WORK INSTRUCTIONS:
Quote the whole listing exactly. Leave the pictures out of your copy.
>>>
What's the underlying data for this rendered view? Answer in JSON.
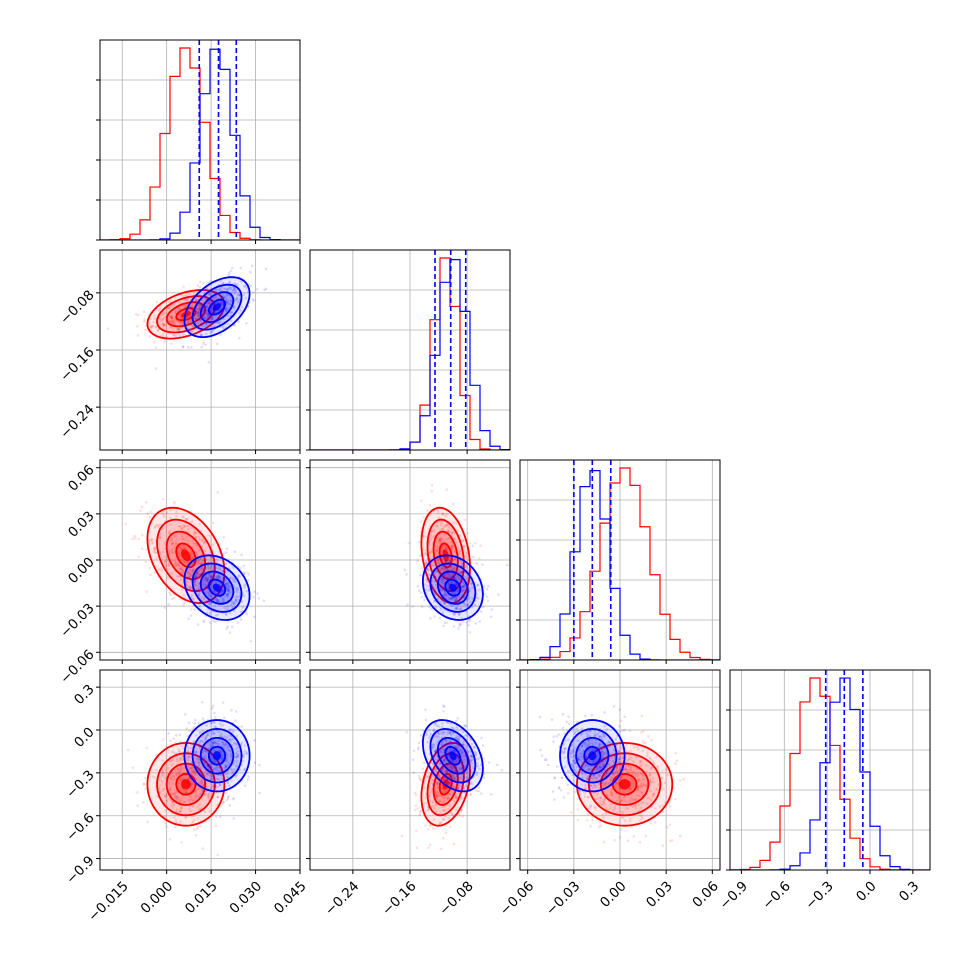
{
  "chart_data": {
    "type": "corner",
    "parameters": 4,
    "colors": {
      "red": "#ff0000",
      "blue": "#0000ff",
      "grid": "#b0b0b0",
      "axes": "#000000"
    },
    "grid": true,
    "axes": [
      {
        "ticks": [
          -0.015,
          0.0,
          0.015,
          0.03,
          0.045
        ],
        "tick_labels": [
          "−0.015",
          "0.000",
          "0.015",
          "0.030",
          "0.045"
        ],
        "range": [
          -0.0225,
          0.045
        ]
      },
      {
        "ticks": [
          -0.24,
          -0.16,
          -0.08
        ],
        "tick_labels": [
          "−0.24",
          "−0.16",
          "−0.08"
        ],
        "range": [
          -0.3,
          -0.02
        ]
      },
      {
        "ticks": [
          -0.06,
          -0.03,
          0.0,
          0.03,
          0.06
        ],
        "tick_labels": [
          "−0.06",
          "−0.03",
          "0.00",
          "0.03",
          "0.06"
        ],
        "range": [
          -0.065,
          0.065
        ]
      },
      {
        "ticks": [
          -0.9,
          -0.6,
          -0.3,
          0.0,
          0.3
        ],
        "tick_labels": [
          "−0.9",
          "−0.6",
          "−0.3",
          "0.0",
          "0.3"
        ],
        "range": [
          -0.98,
          0.42
        ]
      }
    ],
    "series": [
      {
        "color": "red",
        "means": [
          0.0065,
          -0.11,
          0.003,
          -0.38
        ],
        "sds": [
          0.0065,
          0.017,
          0.0155,
          0.145
        ],
        "corr": {
          "0-1": 0.4,
          "0-2": -0.35,
          "0-3": 0.0,
          "1-2": -0.25,
          "1-3": 0.3,
          "2-3": 0.0
        }
      },
      {
        "color": "blue",
        "means": [
          0.017,
          -0.1,
          -0.018,
          -0.18
        ],
        "sds": [
          0.0055,
          0.021,
          0.0105,
          0.125
        ],
        "corr": {
          "0-1": 0.45,
          "0-2": -0.25,
          "0-3": 0.0,
          "1-2": -0.2,
          "1-3": -0.35,
          "2-3": 0.0
        }
      }
    ],
    "quantile_lines": [
      [
        0.011,
        0.0175,
        0.0235
      ],
      [
        -0.125,
        -0.103,
        -0.082
      ],
      [
        -0.03,
        -0.018,
        -0.006
      ],
      [
        -0.31,
        -0.18,
        -0.05
      ]
    ],
    "histogram_bins": 20,
    "contour_sigma_levels": [
      0.5,
      1.0,
      1.5,
      2.0
    ]
  }
}
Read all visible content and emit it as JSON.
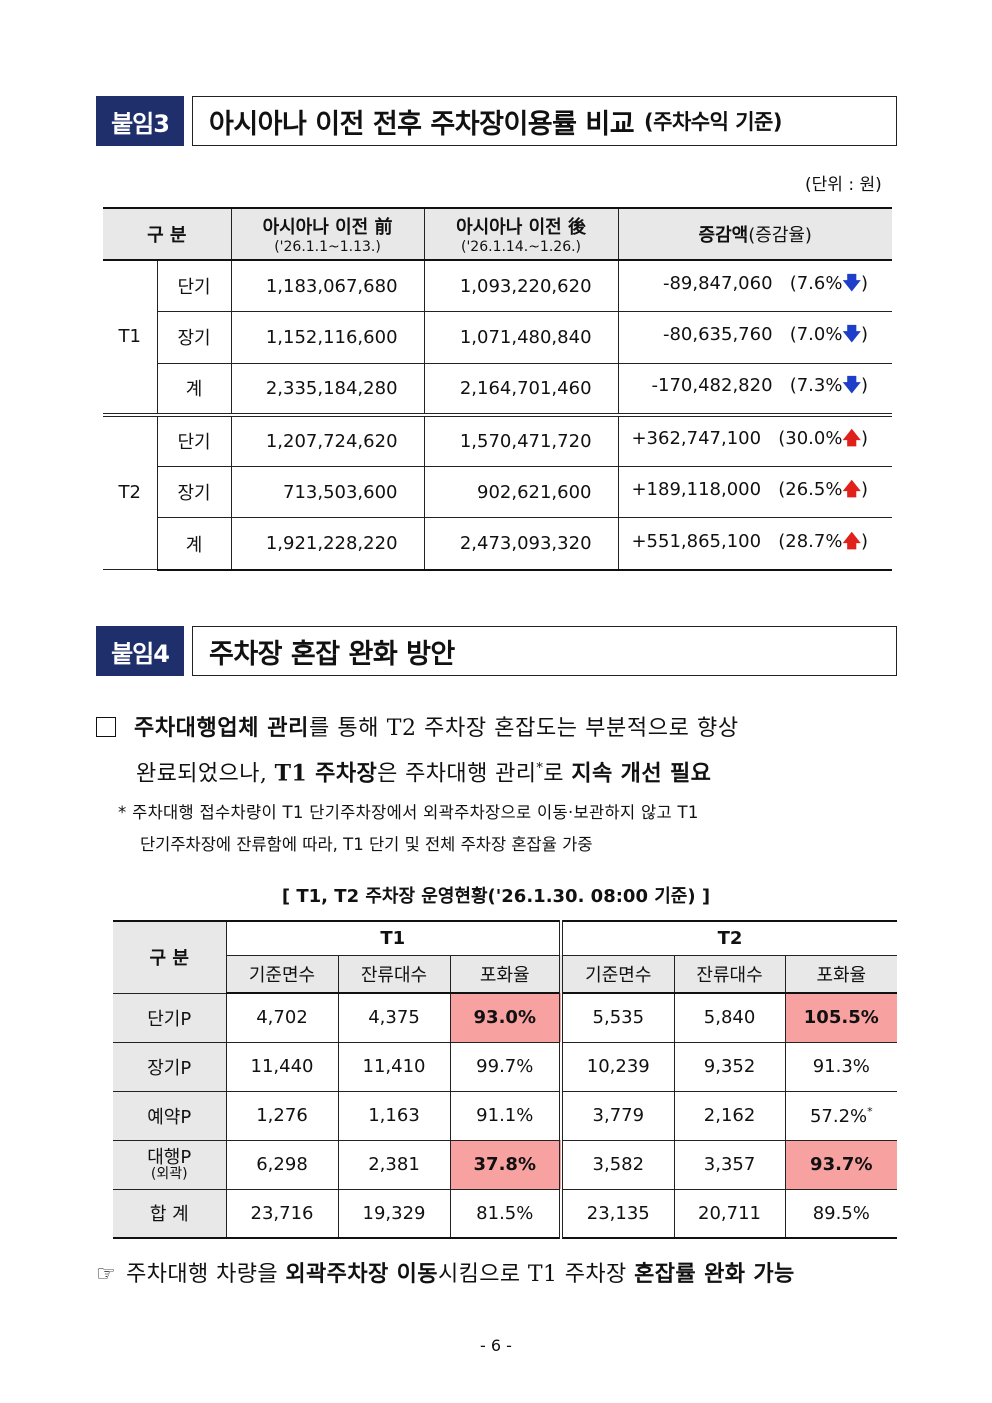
{
  "section3": {
    "tag": "붙임3",
    "title": "아시아나 이전 전후 주차장이용률 비교",
    "subtitle": "(주차수익 기준)",
    "unit": "(단위 : 원)",
    "header": {
      "category": "구 분",
      "before": "아시아나 이전 前",
      "before_period": "('26.1.1~1.13.)",
      "after": "아시아나 이전 後",
      "after_period": "('26.1.14.~1.26.)",
      "change": "증감액",
      "change_sub": "(증감율)"
    },
    "groups": [
      {
        "name": "T1",
        "rows": [
          {
            "type": "단기",
            "before": "1,183,067,680",
            "after": "1,093,220,620",
            "change": "-89,847,060",
            "rate": "(7.6%",
            "dir": "down",
            "close": ")"
          },
          {
            "type": "장기",
            "before": "1,152,116,600",
            "after": "1,071,480,840",
            "change": "-80,635,760",
            "rate": "(7.0%",
            "dir": "down",
            "close": ")"
          },
          {
            "type": "계",
            "before": "2,335,184,280",
            "after": "2,164,701,460",
            "change": "-170,482,820",
            "rate": "(7.3%",
            "dir": "down",
            "close": ")"
          }
        ]
      },
      {
        "name": "T2",
        "rows": [
          {
            "type": "단기",
            "before": "1,207,724,620",
            "after": "1,570,471,720",
            "change": "+362,747,100",
            "rate": "(30.0%",
            "dir": "up",
            "close": ")"
          },
          {
            "type": "장기",
            "before": "713,503,600",
            "after": "902,621,600",
            "change": "+189,118,000",
            "rate": "(26.5%",
            "dir": "up",
            "close": ")"
          },
          {
            "type": "계",
            "before": "1,921,228,220",
            "after": "2,473,093,320",
            "change": "+551,865,100",
            "rate": "(28.7%",
            "dir": "up",
            "close": ")"
          }
        ]
      }
    ],
    "arrows": {
      "down": "🡇",
      "up": "🡅"
    }
  },
  "section4": {
    "tag": "붙임4",
    "title": "주차장 혼잡 완화 방안",
    "para1": {
      "b1": "주차대행업체 관리",
      "t1": "를 통해 T2 주차장 혼잡도는 부분적으로 향상",
      "t2": "완료되었으나, ",
      "b2": "T1 주차장",
      "t3": "은 주차대행 관리",
      "star": "*",
      "t4": "로 ",
      "b3": "지속 개선 필요"
    },
    "note_line1": "* 주차대행 접수차량이 T1 단기주차장에서 외곽주차장으로 이동·보관하지 않고 T1",
    "note_line2": "단기주차장에 잔류함에 따라, T1 단기 및 전체 주차장 혼잡율 가중",
    "caption": "[ T1, T2 주차장 운영현황('26.1.30. 08:00 기준) ]",
    "table": {
      "category": "구 분",
      "t1": "T1",
      "t2": "T2",
      "cols": [
        "기준면수",
        "잔류대수",
        "포화율"
      ],
      "rows": [
        {
          "label": "단기P",
          "sub": "",
          "t1": [
            "4,702",
            "4,375",
            "93.0%"
          ],
          "t2": [
            "5,535",
            "5,840",
            "105.5%"
          ],
          "hi1": true,
          "hi2": true,
          "mark": ""
        },
        {
          "label": "장기P",
          "sub": "",
          "t1": [
            "11,440",
            "11,410",
            "99.7%"
          ],
          "t2": [
            "10,239",
            "9,352",
            "91.3%"
          ],
          "hi1": false,
          "hi2": false,
          "mark": ""
        },
        {
          "label": "예약P",
          "sub": "",
          "t1": [
            "1,276",
            "1,163",
            "91.1%"
          ],
          "t2": [
            "3,779",
            "2,162",
            "57.2%"
          ],
          "hi1": false,
          "hi2": false,
          "mark": "*"
        },
        {
          "label": "대행P",
          "sub": "(외곽)",
          "t1": [
            "6,298",
            "2,381",
            "37.8%"
          ],
          "t2": [
            "3,582",
            "3,357",
            "93.7%"
          ],
          "hi1": true,
          "hi2": true,
          "mark": ""
        },
        {
          "label": "합 계",
          "sub": "",
          "t1": [
            "23,716",
            "19,329",
            "81.5%"
          ],
          "t2": [
            "23,135",
            "20,711",
            "89.5%"
          ],
          "hi1": false,
          "hi2": false,
          "mark": ""
        }
      ]
    },
    "conclusion": {
      "pointer": "☞",
      "t1": "주차대행 차량을 ",
      "b1": "외곽주차장 이동",
      "t2": "시킴으로 T1 주차장 ",
      "b2": "혼잡률 완화 가능"
    }
  },
  "page_number": "- 6 -",
  "colors": {
    "tag_bg": "#1f2f6b",
    "highlight": "#f7a1a1",
    "header_bg": "#e8e8e8",
    "down": "#1c3ec8",
    "up": "#e0201a"
  }
}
<<<
OUTPUT FOR THIS EXERCISE:
What's the underlying data for this rendered view? Answer in JSON.
{
  "chart_data": {
    "type": "corner",
    "parameters": 4,
    "colors": {
      "red": "#ff0000",
      "blue": "#0000ff",
      "grid": "#b0b0b0",
      "axes": "#000000"
    },
    "grid": true,
    "axes": [
      {
        "ticks": [
          -0.015,
          0.0,
          0.015,
          0.03,
          0.045
        ],
        "tick_labels": [
          "−0.015",
          "0.000",
          "0.015",
          "0.030",
          "0.045"
        ],
        "range": [
          -0.0225,
          0.045
        ]
      },
      {
        "ticks": [
          -0.24,
          -0.16,
          -0.08
        ],
        "tick_labels": [
          "−0.24",
          "−0.16",
          "−0.08"
        ],
        "range": [
          -0.3,
          -0.02
        ]
      },
      {
        "ticks": [
          -0.06,
          -0.03,
          0.0,
          0.03,
          0.06
        ],
        "tick_labels": [
          "−0.06",
          "−0.03",
          "0.00",
          "0.03",
          "0.06"
        ],
        "range": [
          -0.065,
          0.065
        ]
      },
      {
        "ticks": [
          -0.9,
          -0.6,
          -0.3,
          0.0,
          0.3
        ],
        "tick_labels": [
          "−0.9",
          "−0.6",
          "−0.3",
          "0.0",
          "0.3"
        ],
        "range": [
          -0.98,
          0.42
        ]
      }
    ],
    "series": [
      {
        "color": "red",
        "means": [
          0.0065,
          -0.11,
          0.003,
          -0.38
        ],
        "sds": [
          0.0065,
          0.017,
          0.0155,
          0.145
        ],
        "corr": {
          "0-1": 0.4,
          "0-2": -0.35,
          "0-3": 0.0,
          "1-2": -0.25,
          "1-3": 0.3,
          "2-3": 0.0
        }
      },
      {
        "color": "blue",
        "means": [
          0.017,
          -0.1,
          -0.018,
          -0.18
        ],
        "sds": [
          0.0055,
          0.021,
          0.0105,
          0.125
        ],
        "corr": {
          "0-1": 0.45,
          "0-2": -0.25,
          "0-3": 0.0,
          "1-2": -0.2,
          "1-3": -0.35,
          "2-3": 0.0
        }
      }
    ],
    "quantile_lines": [
      [
        0.011,
        0.0175,
        0.0235
      ],
      [
        -0.125,
        -0.103,
        -0.082
      ],
      [
        -0.03,
        -0.018,
        -0.006
      ],
      [
        -0.31,
        -0.18,
        -0.05
      ]
    ],
    "histogram_bins": 20,
    "contour_sigma_levels": [
      0.5,
      1.0,
      1.5,
      2.0
    ]
  }
}
Read all visible content and emit it as JSON.
{
  "section3": {
    "tag": "붙임3",
    "title": "아시아나 이전 전후 주차장이용률 비교",
    "subtitle": "(주차수익 기준)",
    "unit": "(단위 : 원)",
    "header": {
      "category": "구 분",
      "before": "아시아나 이전 前",
      "before_period": "('26.1.1~1.13.)",
      "after": "아시아나 이전 後",
      "after_period": "('26.1.14.~1.26.)",
      "change": "증감액",
      "change_sub": "(증감율)"
    },
    "groups": [
      {
        "name": "T1",
        "rows": [
          {
            "type": "단기",
            "before": "1,183,067,680",
            "after": "1,093,220,620",
            "change": "-89,847,060",
            "rate": "(7.6%",
            "dir": "down",
            "close": ")"
          },
          {
            "type": "장기",
            "before": "1,152,116,600",
            "after": "1,071,480,840",
            "change": "-80,635,760",
            "rate": "(7.0%",
            "dir": "down",
            "close": ")"
          },
          {
            "type": "계",
            "before": "2,335,184,280",
            "after": "2,164,701,460",
            "change": "-170,482,820",
            "rate": "(7.3%",
            "dir": "down",
            "close": ")"
          }
        ]
      },
      {
        "name": "T2",
        "rows": [
          {
            "type": "단기",
            "before": "1,207,724,620",
            "after": "1,570,471,720",
            "change": "+362,747,100",
            "rate": "(30.0%",
            "dir": "up",
            "close": ")"
          },
          {
            "type": "장기",
            "before": "713,503,600",
            "after": "902,621,600",
            "change": "+189,118,000",
            "rate": "(26.5%",
            "dir": "up",
            "close": ")"
          },
          {
            "type": "계",
            "before": "1,921,228,220",
            "after": "2,473,093,320",
            "change": "+551,865,100",
            "rate": "(28.7%",
            "dir": "up",
            "close": ")"
          }
        ]
      }
    ],
    "arrows": {
      "down": "🡇",
      "up": "🡅"
    }
  },
  "section4": {
    "tag": "붙임4",
    "title": "주차장 혼잡 완화 방안",
    "para1": {
      "b1": "주차대행업체 관리",
      "t1": "를 통해 T2 주차장 혼잡도는 부분적으로 향상",
      "t2": "완료되었으나, ",
      "b2": "T1 주차장",
      "t3": "은 주차대행 관리",
      "star": "*",
      "t4": "로 ",
      "b3": "지속 개선 필요"
    },
    "note_line1": "* 주차대행 접수차량이 T1 단기주차장에서 외곽주차장으로 이동·보관하지 않고 T1",
    "note_line2": "단기주차장에 잔류함에 따라, T1 단기 및 전체 주차장 혼잡율 가중",
    "caption": "[ T1, T2 주차장 운영현황('26.1.30. 08:00 기준) ]",
    "table": {
      "category": "구 분",
      "t1": "T1",
      "t2": "T2",
      "cols": [
        "기준면수",
        "잔류대수",
        "포화율"
      ],
      "rows": [
        {
          "label": "단기P",
          "sub": "",
          "t1": [
            "4,702",
            "4,375",
            "93.0%"
          ],
          "t2": [
            "5,535",
            "5,840",
            "105.5%"
          ],
          "hi1": true,
          "hi2": true,
          "mark": ""
        },
        {
          "label": "장기P",
          "sub": "",
          "t1": [
            "11,440",
            "11,410",
            "99.7%"
          ],
          "t2": [
            "10,239",
            "9,352",
            "91.3%"
          ],
          "hi1": false,
          "hi2": false,
          "mark": ""
        },
        {
          "label": "예약P",
          "sub": "",
          "t1": [
            "1,276",
            "1,163",
            "91.1%"
          ],
          "t2": [
            "3,779",
            "2,162",
            "57.2%"
          ],
          "hi1": false,
          "hi2": false,
          "mark": "*"
        },
        {
          "label": "대행P",
          "sub": "(외곽)",
          "t1": [
            "6,298",
            "2,381",
            "37.8%"
          ],
          "t2": [
            "3,582",
            "3,357",
            "93.7%"
          ],
          "hi1": true,
          "hi2": true,
          "mark": ""
        },
        {
          "label": "합 계",
          "sub": "",
          "t1": [
            "23,716",
            "19,329",
            "81.5%"
          ],
          "t2": [
            "23,135",
            "20,711",
            "89.5%"
          ],
          "hi1": false,
          "hi2": false,
          "mark": ""
        }
      ]
    },
    "conclusion": {
      "pointer": "☞",
      "t1": "주차대행 차량을 ",
      "b1": "외곽주차장 이동",
      "t2": "시킴으로 T1 주차장 ",
      "b2": "혼잡률 완화 가능"
    }
  },
  "page_number": "- 6 -",
  "colors": {
    "tag_bg": "#1f2f6b",
    "highlight": "#f7a1a1",
    "header_bg": "#e8e8e8",
    "down": "#1c3ec8",
    "up": "#e0201a"
  }
}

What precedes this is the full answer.